● **Task to complete**
All lines featuring the string "Divorced" are to be listed.

Records contained in a dataset:
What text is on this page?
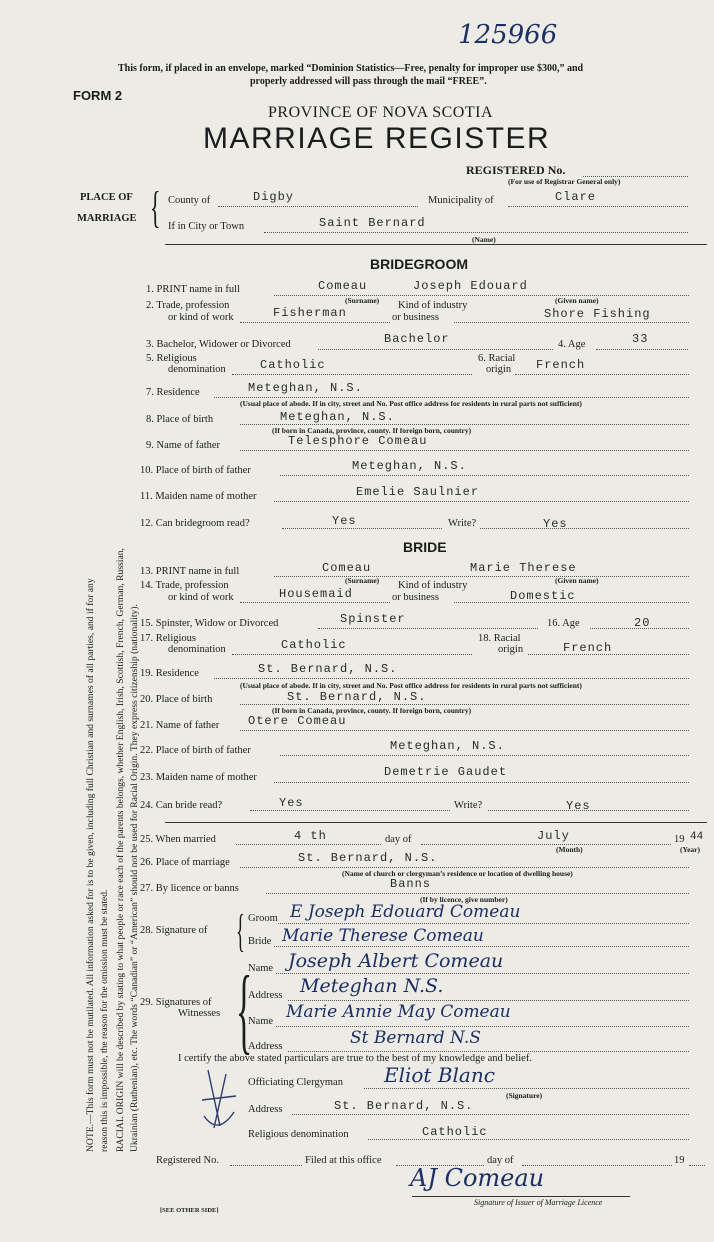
125966
This form, if placed in an envelope, marked “Dominion Statistics—Free, penalty for improper use $300,” and
properly addressed will pass through the mail “FREE”.
FORM 2
PROVINCE OF NOVA SCOTIA
MARRIAGE REGISTER
REGISTERED No.
(For use of Registrar General only)
PLACE OF
MARRIAGE { County of	Digby	Municipality of	Clare
If in City or Town	Saint Bernard
(Name)
BRIDEGROOM
1. PRINT name in full	Comeau	Joseph Edouard
(Surname)	(Given name)
2. Trade, profession
or kind of work	Fisherman
Kind of industry
or business	Shore Fishing
3. Bachelor, Widower or Divorced	Bachelor	4. Age	33
5. Religious
denomination	Catholic	6. Racial
origin French
7. Residence	Meteghan, N.S.
(Usual place of abode. If in city, street and No. Post office address for residents in rural parts not sufficient)
8. Place of birth	Meteghan, N.S.
(If born in Canada, province, county. If foreign born, country)
9. Name of father	Telesphore Comeau
10. Place of birth of father	Meteghan, N.S.
11. Maiden name of mother	Emelie Saulnier
12. Can bridegroom read?	Yes	Write?	Yes
BRIDE
13. PRINT name in full	Comeau	Marie Therese
(Surname)	(Given name)
14. Trade, profession
or kind of work	Housemaid
Kind of industry
or business	Domestic
15. Spinster, Widow or Divorced	Spinster	16. Age	20
17. Religious
denomination	Catholic	18. Racial
origin	French
19. Residence	St. Bernard, N.S.
(Usual place of abode. If in city, street and No. Post office address for residents in rural parts not sufficient)
20. Place of birth	St. Bernard, N.S.
(If born in Canada, province, county. If foreign born, country)
21. Name of father Otere Comeau
22. Place of birth of father	Meteghan, N.S.
23. Maiden name of mother	Demetrie Gaudet
24. Can bride read?	Yes	Write?	Yes
25. When married	4 th	day of	July
(Month)
19 44
(Year)
26. Place of marriage	St. Bernard, N.S.
(Name of church or clergyman’s residence or location of dwelling house)
27. By licence or banns	Banns
(If by licence, give number)
28. Signature of { Groom E Joseph Edouard Comeau
Bride Marie Therese Comeau
29. Signatures of
Witnesses {
Name Joseph Albert Comeau
Address Meteghan N.S.
Name Marie Annie May Comeau
Address	St Bernard N.S
I certify the above stated particulars are true to the best of my knowledge and belief.
Officiating Clergyman Eliot Blanc
(Signature)
Address	St. Bernard, N.S.
Religious denomination	Catholic
Registered No.	Filed at this office	day of	19
AJ Comeau
Signature of Issuer of Marriage Licence
[SEE OTHER SIDE]
NOTE.—This form must not be mutilated. All information asked for is to be given, including full Christian and surnames of all parties, and if for any reason this is impossible, the reason for the omission must be stated. RACIAL ORIGIN will be described by stating to what people or race each of the parents belongs, whether English, Irish, Scottish, French, German, Russian, Ukrainian (Ruthenian), etc. The words “Canadian” or “American” should not be used for Racial Origin. They express citizenship (nationality).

● **Answer to the exercise**
3. Bachelor, Widower or Divorced	Bachelor	4. Age	33
15. Spinster, Widow or Divorced	Spinster	16. Age	20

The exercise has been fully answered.